### Instructions to follow:
Copy out these lines again, changing every "decor-dot" to "decor-point" and keeping everything else the same. Omit the pictures.

### Task data:

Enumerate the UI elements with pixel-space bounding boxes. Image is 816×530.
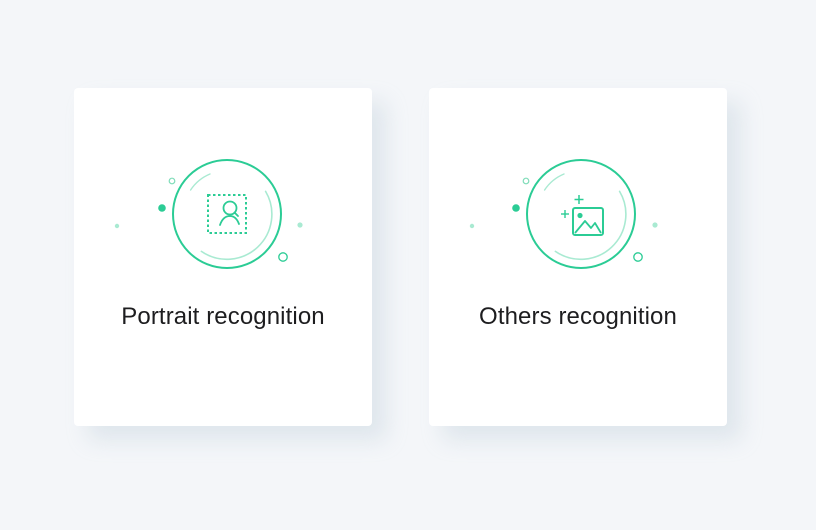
portrait-recognition-card[interactable]: Portrait recognition: [74, 88, 372, 426]
card-title-others: Others recognition: [479, 303, 677, 330]
decor-dot: [469, 223, 475, 229]
portrait-recognition-illustration: [114, 159, 303, 269]
portrait-search-icon: [207, 194, 247, 234]
decor-ring: [633, 252, 643, 262]
others-recognition-card[interactable]: Others recognition: [429, 88, 727, 426]
inner-arc: [189, 173, 211, 191]
card-title-portrait: Portrait recognition: [121, 303, 325, 330]
others-recognition-illustration: [469, 159, 658, 269]
inner-arc: [200, 190, 273, 261]
decor-dot: [652, 222, 658, 228]
decor-dot: [114, 223, 120, 229]
add-image-icon: [561, 195, 604, 236]
decor-dot: [297, 222, 303, 228]
decor-ring: [168, 177, 176, 185]
decor-ring: [522, 177, 530, 185]
decor-dot: [512, 204, 520, 212]
inner-arc: [543, 173, 565, 191]
decor-dot: [158, 204, 166, 212]
decor-ring: [278, 252, 288, 262]
inner-arc: [554, 190, 627, 261]
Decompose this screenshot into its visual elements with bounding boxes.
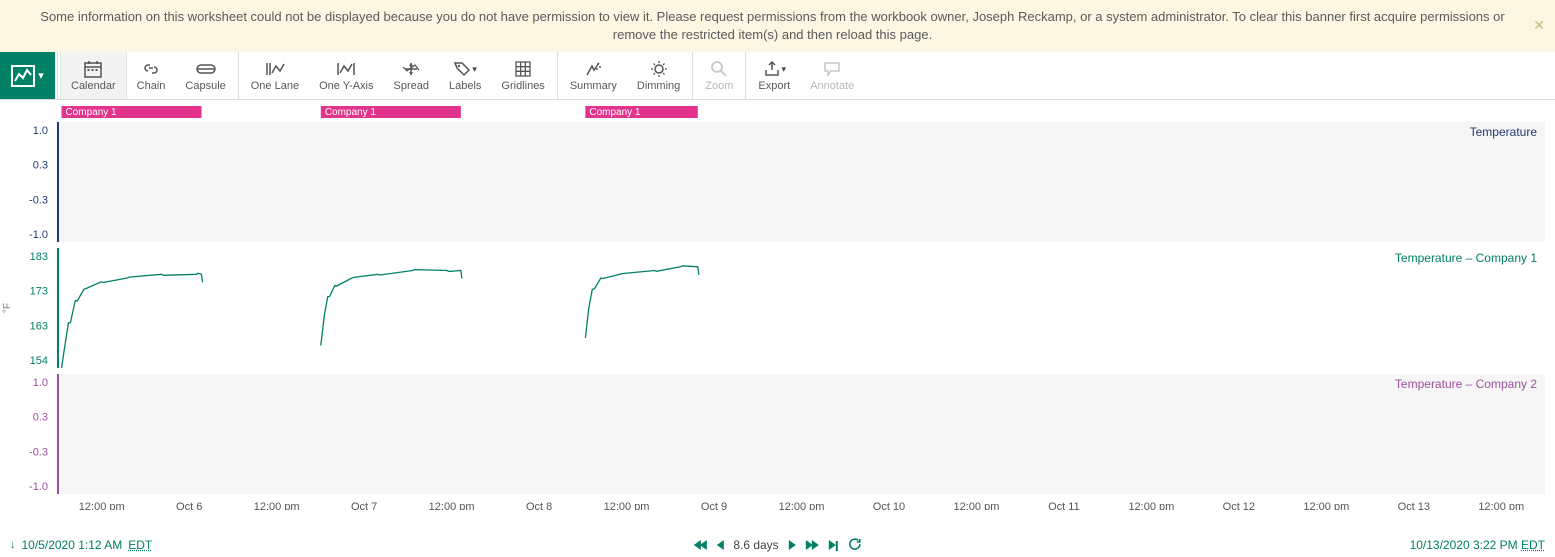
svg-text:Oct 6: Oct 6 xyxy=(176,501,202,510)
annotate-button: Annotate xyxy=(800,52,864,99)
view-mode-button[interactable]: ▾ xyxy=(0,52,55,99)
svg-text:Oct 10: Oct 10 xyxy=(873,501,905,510)
one-lane-button[interactable]: One Lane xyxy=(241,52,309,99)
permission-banner-text: Some information on this worksheet could… xyxy=(40,9,1504,42)
export-button[interactable]: ▾ Export xyxy=(748,52,800,99)
calendar-label: Calendar xyxy=(71,80,116,92)
capsule-label: Capsule xyxy=(185,80,225,92)
zoom-label: Zoom xyxy=(705,80,733,92)
svg-text:183: 183 xyxy=(30,251,48,263)
svg-text:Oct 7: Oct 7 xyxy=(351,501,377,510)
svg-text:Company 1: Company 1 xyxy=(325,107,377,118)
dimming-label: Dimming xyxy=(637,80,680,92)
range-span[interactable]: 8.6 days xyxy=(733,538,778,552)
calendar-button[interactable]: Calendar xyxy=(60,52,127,99)
svg-text:0.3: 0.3 xyxy=(33,412,48,424)
svg-text:12:00 pm: 12:00 pm xyxy=(79,501,125,510)
trend-chart[interactable]: 1.0 0.3 -0.3 -1.0 183 173 163 154 1.0 0.3 -0.3 -1.0… xyxy=(0,100,1555,533)
range-start-tz[interactable]: EDT xyxy=(128,538,152,552)
gridlines-button[interactable]: Gridlines xyxy=(491,52,554,99)
svg-text:Company 1: Company 1 xyxy=(589,107,641,118)
svg-text:Oct 13: Oct 13 xyxy=(1398,501,1430,510)
export-label: Export xyxy=(758,80,790,92)
chart-svg: 1.0 0.3 -0.3 -1.0 183 173 163 154 1.0 0.3 -0.3 -1.0… xyxy=(0,100,1555,510)
chain-label: Chain xyxy=(137,80,166,92)
svg-text:173: 173 xyxy=(30,286,48,298)
labels-button[interactable]: ▾ Labels xyxy=(439,52,491,99)
permission-banner: Some information on this worksheet could… xyxy=(0,0,1555,52)
rewind-button[interactable] xyxy=(716,537,723,553)
export-icon: ▾ xyxy=(763,59,787,79)
one-lane-label: One Lane xyxy=(251,80,299,92)
capsule-button[interactable]: Capsule xyxy=(175,52,235,99)
time-footer: ↓ 10/5/2020 1:12 AM EDT 8.6 days 10/13/2… xyxy=(0,533,1555,557)
svg-text:Temperature – Company 1: Temperature – Company 1 xyxy=(1395,251,1537,265)
one-lane-icon xyxy=(264,59,286,79)
range-end[interactable]: 10/13/2020 3:22 PM xyxy=(1410,538,1518,552)
svg-text:1.0: 1.0 xyxy=(33,377,48,389)
gridlines-label: Gridlines xyxy=(501,80,544,92)
svg-text:Oct 8: Oct 8 xyxy=(526,501,552,510)
one-yaxis-button[interactable]: One Y-Axis xyxy=(309,52,383,99)
zoom-icon xyxy=(710,59,728,79)
svg-text:154: 154 xyxy=(30,355,48,367)
annotate-label: Annotate xyxy=(810,80,854,92)
svg-text:12:00 pm: 12:00 pm xyxy=(429,501,475,510)
svg-text:Temperature – Company 2: Temperature – Company 2 xyxy=(1395,377,1537,391)
trend-chart-icon xyxy=(11,65,35,87)
svg-text:-0.3: -0.3 xyxy=(29,195,48,207)
svg-text:Company 1: Company 1 xyxy=(65,107,117,118)
to-now-button[interactable] xyxy=(829,537,838,553)
svg-text:12:00 pm: 12:00 pm xyxy=(1128,501,1174,510)
gridlines-icon xyxy=(515,59,531,79)
svg-text:°F: °F xyxy=(2,303,13,313)
svg-text:Oct 12: Oct 12 xyxy=(1223,501,1255,510)
toolbar: ▾ Calendar Chain Capsule One Lane One Y-… xyxy=(0,52,1555,100)
svg-text:12:00 pm: 12:00 pm xyxy=(604,501,650,510)
zoom-button: Zoom xyxy=(695,52,743,99)
spread-icon xyxy=(401,59,421,79)
summary-icon xyxy=(584,59,602,79)
range-end-tz[interactable]: EDT xyxy=(1521,538,1545,552)
svg-text:-1.0: -1.0 xyxy=(29,481,48,493)
forward-fast-button[interactable] xyxy=(806,537,819,553)
svg-text:Oct 9: Oct 9 xyxy=(701,501,727,510)
spread-button[interactable]: Spread xyxy=(384,52,439,99)
summary-button[interactable]: Summary xyxy=(560,52,627,99)
svg-text:-0.3: -0.3 xyxy=(29,447,48,459)
svg-text:Temperature: Temperature xyxy=(1470,125,1538,139)
refresh-button[interactable] xyxy=(848,537,862,554)
dimming-icon xyxy=(650,59,668,79)
one-yaxis-icon xyxy=(335,59,357,79)
dimming-button[interactable]: Dimming xyxy=(627,52,690,99)
close-icon[interactable]: ✕ xyxy=(1533,16,1545,36)
svg-text:12:00 pm: 12:00 pm xyxy=(954,501,1000,510)
chain-icon xyxy=(142,59,160,79)
svg-text:0.3: 0.3 xyxy=(33,160,48,172)
svg-text:Oct 11: Oct 11 xyxy=(1048,501,1080,510)
capsule-icon xyxy=(196,59,216,79)
calendar-icon xyxy=(84,59,102,79)
labels-label: Labels xyxy=(449,80,481,92)
rewind-fast-button[interactable] xyxy=(693,537,706,553)
svg-text:12:00 pm: 12:00 pm xyxy=(1478,501,1524,510)
svg-text:12:00 pm: 12:00 pm xyxy=(779,501,825,510)
chain-button[interactable]: Chain xyxy=(127,52,176,99)
svg-text:12:00 pm: 12:00 pm xyxy=(1303,501,1349,510)
labels-icon: ▾ xyxy=(453,59,477,79)
summary-label: Summary xyxy=(570,80,617,92)
svg-text:1.0: 1.0 xyxy=(33,125,48,137)
arrow-down-icon: ↓ xyxy=(10,539,16,551)
svg-text:-1.0: -1.0 xyxy=(29,229,48,241)
one-yaxis-label: One Y-Axis xyxy=(319,80,373,92)
svg-text:12:00 pm: 12:00 pm xyxy=(254,501,300,510)
forward-button[interactable] xyxy=(789,537,796,553)
chevron-down-icon: ▾ xyxy=(38,69,44,82)
svg-text:163: 163 xyxy=(30,321,48,333)
annotate-icon xyxy=(823,59,841,79)
spread-label: Spread xyxy=(394,80,429,92)
range-start[interactable]: 10/5/2020 1:12 AM xyxy=(22,538,123,552)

### Solved problem:
Enumerate the UI elements with pixel-space bounding boxes. Image is 816×530.
portrait-recognition-card[interactable]: Portrait recognition: [74, 88, 372, 426]
card-title-others: Others recognition: [479, 303, 677, 330]
decor-point: [469, 223, 475, 229]
portrait-recognition-illustration: [114, 159, 303, 269]
portrait-search-icon: [207, 194, 247, 234]
decor-ring: [633, 252, 643, 262]
others-recognition-card[interactable]: Others recognition: [429, 88, 727, 426]
inner-arc: [189, 173, 211, 191]
card-title-portrait: Portrait recognition: [121, 303, 325, 330]
others-recognition-illustration: [469, 159, 658, 269]
inner-arc: [200, 190, 273, 261]
decor-point: [652, 222, 658, 228]
decor-point: [114, 223, 120, 229]
add-image-icon: [561, 195, 604, 236]
decor-point: [297, 222, 303, 228]
decor-ring: [168, 177, 176, 185]
decor-ring: [522, 177, 530, 185]
decor-point: [512, 204, 520, 212]
inner-arc: [543, 173, 565, 191]
decor-point: [158, 204, 166, 212]
decor-ring: [278, 252, 288, 262]
inner-arc: [554, 190, 627, 261]
Decompose this screenshot into its visual elements with bounding boxes.
svg-text:Oct 6: Oct 6 xyxy=(176,501,202,510)
annotate-button: Annotate xyxy=(800,52,864,99)
view-mode-button[interactable]: ▾ xyxy=(0,52,55,99)
svg-text:Oct 10: Oct 10 xyxy=(873,501,905,510)
one-lane-button[interactable]: One Lane xyxy=(241,52,309,99)
permission-banner-text: Some information on this worksheet could… xyxy=(40,9,1504,42)
export-button[interactable]: ▾ Export xyxy=(748,52,800,99)
calendar-label: Calendar xyxy=(71,80,116,92)
capsule-label: Capsule xyxy=(185,80,225,92)
zoom-label: Zoom xyxy=(705,80,733,92)
svg-text:183: 183 xyxy=(30,251,48,263)
svg-text:Oct 7: Oct 7 xyxy=(351,501,377,510)
svg-text:Company 1: Company 1 xyxy=(325,107,377,118)
dimming-label: Dimming xyxy=(637,80,680,92)
range-span[interactable]: 8.6 days xyxy=(733,538,778,552)
calendar-button[interactable]: Calendar xyxy=(60,52,127,99)
svg-text:0.3: 0.3 xyxy=(33,412,48,424)
svg-text:12:00 pm: 12:00 pm xyxy=(79,501,125,510)
trend-chart[interactable]: 1.0 0.3 -0.3 -1.0 183 173 163 154 1.0 0.3 -0.3 -1.0… xyxy=(0,100,1555,533)
range-start-tz[interactable]: EDT xyxy=(128,538,152,552)
gridlines-button[interactable]: Gridlines xyxy=(491,52,554,99)
svg-text:Company 1: Company 1 xyxy=(589,107,641,118)
svg-text:Oct 13: Oct 13 xyxy=(1398,501,1430,510)
export-label: Export xyxy=(758,80,790,92)
chart-svg: 1.0 0.3 -0.3 -1.0 183 173 163 154 1.0 0.3 -0.3 -1.0… xyxy=(0,100,1555,510)
chain-label: Chain xyxy=(137,80,166,92)
svg-text:173: 173 xyxy=(30,286,48,298)
labels-button[interactable]: ▾ Labels xyxy=(439,52,491,99)
permission-banner: Some information on this worksheet could… xyxy=(0,0,1555,52)
rewind-button[interactable] xyxy=(716,537,723,553)
export-icon: ▾ xyxy=(763,59,787,79)
one-lane-label: One Lane xyxy=(251,80,299,92)
capsule-button[interactable]: Capsule xyxy=(175,52,235,99)
time-footer: ↓ 10/5/2020 1:12 AM EDT 8.6 days 10/13/2… xyxy=(0,533,1555,557)
svg-text:Temperature – Company 1: Temperature – Company 1 xyxy=(1395,251,1537,265)
one-lane-icon xyxy=(264,59,286,79)
range-end[interactable]: 10/13/2020 3:22 PM xyxy=(1410,538,1518,552)
svg-text:1.0: 1.0 xyxy=(33,377,48,389)
gridlines-label: Gridlines xyxy=(501,80,544,92)
svg-text:Oct 8: Oct 8 xyxy=(526,501,552,510)
one-yaxis-button[interactable]: One Y-Axis xyxy=(309,52,383,99)
zoom-icon xyxy=(710,59,728,79)
svg-text:154: 154 xyxy=(30,355,48,367)
annotate-label: Annotate xyxy=(810,80,854,92)
svg-text:12:00 pm: 12:00 pm xyxy=(429,501,475,510)
svg-text:Temperature – Company 2: Temperature – Company 2 xyxy=(1395,377,1537,391)
trend-chart-icon xyxy=(11,65,35,87)
svg-text:-0.3: -0.3 xyxy=(29,195,48,207)
svg-text:Company 1: Company 1 xyxy=(65,107,117,118)
to-now-button[interactable] xyxy=(829,537,838,553)
svg-text:12:00 pm: 12:00 pm xyxy=(1128,501,1174,510)
gridlines-icon xyxy=(515,59,531,79)
svg-text:°F: °F xyxy=(2,303,13,313)
svg-text:Oct 12: Oct 12 xyxy=(1223,501,1255,510)
toolbar: ▾ Calendar Chain Capsule One Lane One Y-… xyxy=(0,52,1555,100)
svg-text:12:00 pm: 12:00 pm xyxy=(604,501,650,510)
zoom-button: Zoom xyxy=(695,52,743,99)
spread-icon xyxy=(401,59,421,79)
summary-icon xyxy=(584,59,602,79)
range-end-tz[interactable]: EDT xyxy=(1521,538,1545,552)
svg-text:-1.0: -1.0 xyxy=(29,481,48,493)
forward-fast-button[interactable] xyxy=(806,537,819,553)
svg-text:Oct 9: Oct 9 xyxy=(701,501,727,510)
spread-button[interactable]: Spread xyxy=(384,52,439,99)
summary-button[interactable]: Summary xyxy=(560,52,627,99)
svg-text:-0.3: -0.3 xyxy=(29,447,48,459)
svg-text:Temperature: Temperature xyxy=(1470,125,1538,139)
refresh-button[interactable] xyxy=(848,537,862,554)
dimming-icon xyxy=(650,59,668,79)
one-yaxis-icon xyxy=(335,59,357,79)
dimming-button[interactable]: Dimming xyxy=(627,52,690,99)
close-icon[interactable]: ✕ xyxy=(1533,16,1545,36)
svg-text:12:00 pm: 12:00 pm xyxy=(954,501,1000,510)
chain-icon xyxy=(142,59,160,79)
svg-text:0.3: 0.3 xyxy=(33,160,48,172)
svg-text:Oct 11: Oct 11 xyxy=(1048,501,1080,510)
capsule-icon xyxy=(196,59,216,79)
calendar-icon xyxy=(84,59,102,79)
labels-label: Labels xyxy=(449,80,481,92)
rewind-fast-button[interactable] xyxy=(693,537,706,553)
svg-text:12:00 pm: 12:00 pm xyxy=(1478,501,1524,510)
svg-text:12:00 pm: 12:00 pm xyxy=(779,501,825,510)
chain-button[interactable]: Chain xyxy=(127,52,176,99)
svg-text:12:00 pm: 12:00 pm xyxy=(1303,501,1349,510)
labels-icon: ▾ xyxy=(453,59,477,79)
summary-label: Summary xyxy=(570,80,617,92)
svg-text:1.0: 1.0 xyxy=(33,125,48,137)
arrow-down-icon: ↓ xyxy=(10,539,16,551)
svg-text:-1.0: -1.0 xyxy=(29,229,48,241)
one-yaxis-label: One Y-Axis xyxy=(319,80,373,92)
svg-text:12:00 pm: 12:00 pm xyxy=(254,501,300,510)
forward-button[interactable] xyxy=(789,537,796,553)
chevron-down-icon: ▾ xyxy=(38,69,44,82)
svg-text:163: 163 xyxy=(30,321,48,333)
annotate-icon xyxy=(823,59,841,79)
spread-label: Spread xyxy=(394,80,429,92)
range-start[interactable]: 10/5/2020 1:12 AM xyxy=(22,538,123,552)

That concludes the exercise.